§ WORK REQUIRED:
Repeat each entry as written and leave the images out of the copy.

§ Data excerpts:
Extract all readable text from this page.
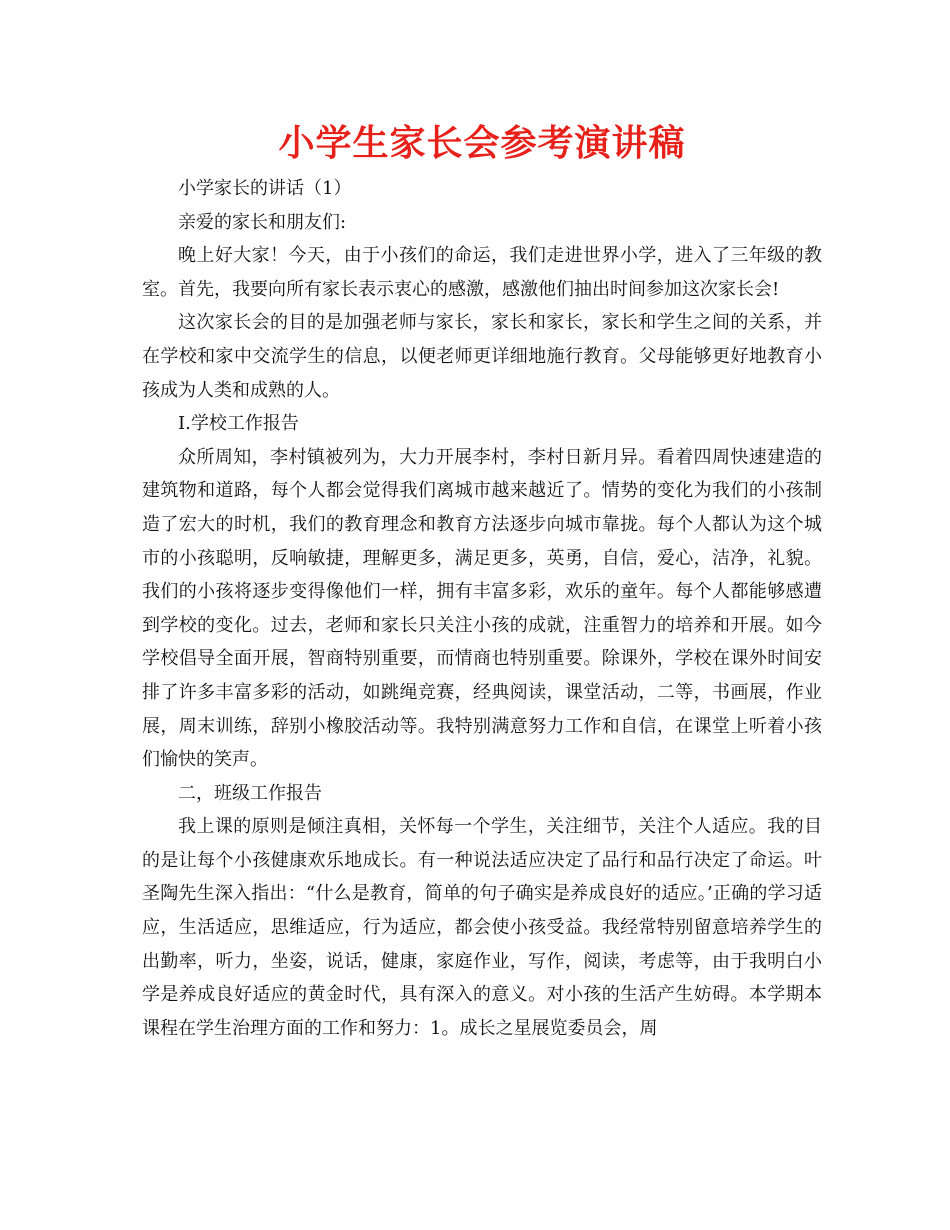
小学生家长会参考演讲稿

小学家长的讲话（1）

亲爱的家长和朋友们:

晚上好大家！今天，由于小孩们的命运，我们走进世界小学，进入了三年级的教室。首先，我要向所有家长表示衷心的感激，感激他们抽出时间参加这次家长会!

这次家长会的目的是加强老师与家长，家长和家长，家长和学生之间的关系，并在学校和家中交流学生的信息，以便老师更详细地施行教育。父母能够更好地教育小孩成为人类和成熟的人。

I.学校工作报告

众所周知，李村镇被列为，大力开展李村，李村日新月异。看着四周快速建造的建筑物和道路，每个人都会觉得我们离城市越来越近了。情势的变化为我们的小孩制造了宏大的时机，我们的教育理念和教育方法逐步向城市靠拢。每个人都认为这个城市的小孩聪明，反响敏捷，理解更多，满足更多，英勇，自信，爱心，洁净，礼貌。我们的小孩将逐步变得像他们一样，拥有丰富多彩，欢乐的童年。每个人都能够感遭到学校的变化。过去，老师和家长只关注小孩的成就，注重智力的培养和开展。如今学校倡导全面开展，智商特别重要，而情商也特别重要。除课外，学校在课外时间安排了许多丰富多彩的活动，如跳绳竞赛，经典阅读，课堂活动，二等，书画展，作业展，周末训练，辞别小橡胶活动等。我特别满意努力工作和自信，在课堂上听着小孩们愉快的笑声。

二，班级工作报告

我上课的原则是倾注真相，关怀每一个学生，关注细节，关注个人适应。我的目的是让每个小孩健康欢乐地成长。有一种说法适应决定了品行和品行决定了命运。叶圣陶先生深入指出：“什么是教育，简单的句子确实是养成良好的适应。’正确的学习适应，生活适应，思维适应，行为适应，都会使小孩受益。我经常特别留意培养学生的出勤率，听力，坐姿，说话，健康，家庭作业，写作，阅读，考虑等，由于我明白小学是养成良好适应的黄金时代，具有深入的意义。对小孩的生活产生妨碍。本学期本课程在学生治理方面的工作和努力：1。成长之星展览委员会，周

§ TASK ANSWER:
Extract all readable text from this page.
小学生家长会参考演讲稿

小学家长的讲话（1）

亲爱的家长和朋友们:

晚上好大家！今天，由于小孩们的命运，我们走进世界小学，进入了三年级的教室。首先，我要向所有家长表示衷心的感激，感激他们抽出时间参加这次家长会!

这次家长会的目的是加强老师与家长，家长和家长，家长和学生之间的关系，并在学校和家中交流学生的信息，以便老师更详细地施行教育。父母能够更好地教育小孩成为人类和成熟的人。

I.学校工作报告

众所周知，李村镇被列为，大力开展李村，李村日新月异。看着四周快速建造的建筑物和道路，每个人都会觉得我们离城市越来越近了。情势的变化为我们的小孩制造了宏大的时机，我们的教育理念和教育方法逐步向城市靠拢。每个人都认为这个城市的小孩聪明，反响敏捷，理解更多，满足更多，英勇，自信，爱心，洁净，礼貌。我们的小孩将逐步变得像他们一样，拥有丰富多彩，欢乐的童年。每个人都能够感遭到学校的变化。过去，老师和家长只关注小孩的成就，注重智力的培养和开展。如今学校倡导全面开展，智商特别重要，而情商也特别重要。除课外，学校在课外时间安排了许多丰富多彩的活动，如跳绳竞赛，经典阅读，课堂活动，二等，书画展，作业展，周末训练，辞别小橡胶活动等。我特别满意努力工作和自信，在课堂上听着小孩们愉快的笑声。

二，班级工作报告

我上课的原则是倾注真相，关怀每一个学生，关注细节，关注个人适应。我的目的是让每个小孩健康欢乐地成长。有一种说法适应决定了品行和品行决定了命运。叶圣陶先生深入指出：“什么是教育，简单的句子确实是养成良好的适应。’正确的学习适应，生活适应，思维适应，行为适应，都会使小孩受益。我经常特别留意培养学生的出勤率，听力，坐姿，说话，健康，家庭作业，写作，阅读，考虑等，由于我明白小学是养成良好适应的黄金时代，具有深入的意义。对小孩的生活产生妨碍。本学期本课程在学生治理方面的工作和努力：1。成长之星展览委员会，周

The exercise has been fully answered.